• Task prompt
Transcribe all the records with complete accuracy.

• The data
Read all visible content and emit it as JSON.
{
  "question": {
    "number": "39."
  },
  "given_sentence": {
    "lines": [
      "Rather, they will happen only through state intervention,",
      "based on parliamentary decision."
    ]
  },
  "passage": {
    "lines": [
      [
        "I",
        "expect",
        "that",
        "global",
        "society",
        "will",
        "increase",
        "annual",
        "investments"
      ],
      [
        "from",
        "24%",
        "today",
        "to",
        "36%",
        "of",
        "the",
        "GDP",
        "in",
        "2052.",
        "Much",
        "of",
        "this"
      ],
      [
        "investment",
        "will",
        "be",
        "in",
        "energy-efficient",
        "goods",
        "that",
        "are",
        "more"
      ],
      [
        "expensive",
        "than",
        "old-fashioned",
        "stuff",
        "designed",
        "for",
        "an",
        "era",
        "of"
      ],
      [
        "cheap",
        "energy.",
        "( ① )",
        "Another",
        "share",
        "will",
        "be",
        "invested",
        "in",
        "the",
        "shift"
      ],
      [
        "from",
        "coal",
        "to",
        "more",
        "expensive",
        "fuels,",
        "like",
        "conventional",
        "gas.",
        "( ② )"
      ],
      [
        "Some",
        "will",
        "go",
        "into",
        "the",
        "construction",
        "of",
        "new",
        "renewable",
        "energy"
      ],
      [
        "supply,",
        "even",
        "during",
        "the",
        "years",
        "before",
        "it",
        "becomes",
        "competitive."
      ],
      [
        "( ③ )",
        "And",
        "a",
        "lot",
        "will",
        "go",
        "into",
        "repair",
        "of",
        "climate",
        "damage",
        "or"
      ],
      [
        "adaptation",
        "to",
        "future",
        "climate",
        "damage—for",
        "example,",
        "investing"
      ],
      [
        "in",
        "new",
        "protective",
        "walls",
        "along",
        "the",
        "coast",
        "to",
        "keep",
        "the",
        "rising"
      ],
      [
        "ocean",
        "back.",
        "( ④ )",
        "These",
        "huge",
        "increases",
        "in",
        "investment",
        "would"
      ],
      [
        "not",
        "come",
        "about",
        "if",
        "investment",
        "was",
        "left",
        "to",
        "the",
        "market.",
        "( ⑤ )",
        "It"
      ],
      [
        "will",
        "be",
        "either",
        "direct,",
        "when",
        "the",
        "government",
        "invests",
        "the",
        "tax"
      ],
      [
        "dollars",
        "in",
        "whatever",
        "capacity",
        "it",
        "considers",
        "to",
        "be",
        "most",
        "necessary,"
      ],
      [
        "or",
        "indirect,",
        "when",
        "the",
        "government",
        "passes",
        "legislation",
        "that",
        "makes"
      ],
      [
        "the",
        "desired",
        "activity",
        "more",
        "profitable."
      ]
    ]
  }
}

• The completed task
Read all visible content and emit it as JSON.
{
  "question": {
    "number": "39."
  },
  "given_sentence": {
    "lines": [
      "Rather, they will happen only through state intervention,",
      "based on parliamentary decision."
    ]
  },
  "passage": {
    "lines": [
      [
        "I",
        "expect",
        "that",
        "global",
        "society",
        "will",
        "increase",
        "annual",
        "investments"
      ],
      [
        "from",
        "24%",
        "today",
        "to",
        "36%",
        "of",
        "the",
        "GDP",
        "in",
        "2052.",
        "Much",
        "of",
        "this"
      ],
      [
        "investment",
        "will",
        "be",
        "in",
        "energy-efficient",
        "goods",
        "that",
        "are",
        "more"
      ],
      [
        "expensive",
        "than",
        "old-fashioned",
        "stuff",
        "designed",
        "for",
        "an",
        "era",
        "of"
      ],
      [
        "cheap",
        "energy.",
        "( ① )",
        "Another",
        "share",
        "will",
        "be",
        "invested",
        "in",
        "the",
        "shift"
      ],
      [
        "from",
        "coal",
        "to",
        "more",
        "expensive",
        "fuels,",
        "like",
        "conventional",
        "gas.",
        "( ② )"
      ],
      [
        "Some",
        "will",
        "go",
        "into",
        "the",
        "construction",
        "of",
        "new",
        "renewable",
        "energy"
      ],
      [
        "supply,",
        "even",
        "during",
        "the",
        "years",
        "before",
        "it",
        "becomes",
        "competitive."
      ],
      [
        "( ③ )",
        "And",
        "a",
        "lot",
        "will",
        "go",
        "into",
        "repair",
        "of",
        "climate",
        "damage",
        "or"
      ],
      [
        "adaptation",
        "to",
        "future",
        "climate",
        "damage—for",
        "example,",
        "investing"
      ],
      [
        "in",
        "new",
        "protective",
        "walls",
        "along",
        "the",
        "coast",
        "to",
        "keep",
        "the",
        "rising"
      ],
      [
        "ocean",
        "back.",
        "( ④ )",
        "These",
        "huge",
        "increases",
        "in",
        "investment",
        "would"
      ],
      [
        "not",
        "come",
        "about",
        "if",
        "investment",
        "was",
        "left",
        "to",
        "the",
        "market.",
        "( ⑤ )",
        "It"
      ],
      [
        "will",
        "be",
        "either",
        "direct,",
        "when",
        "the",
        "government",
        "invests",
        "the",
        "tax"
      ],
      [
        "dollars",
        "in",
        "whatever",
        "capacity",
        "it",
        "considers",
        "to",
        "be",
        "most",
        "necessary,"
      ],
      [
        "or",
        "indirect,",
        "when",
        "the",
        "government",
        "passes",
        "legislation",
        "that",
        "makes"
      ],
      [
        "the",
        "desired",
        "activity",
        "more",
        "profitable."
      ]
    ]
  }
}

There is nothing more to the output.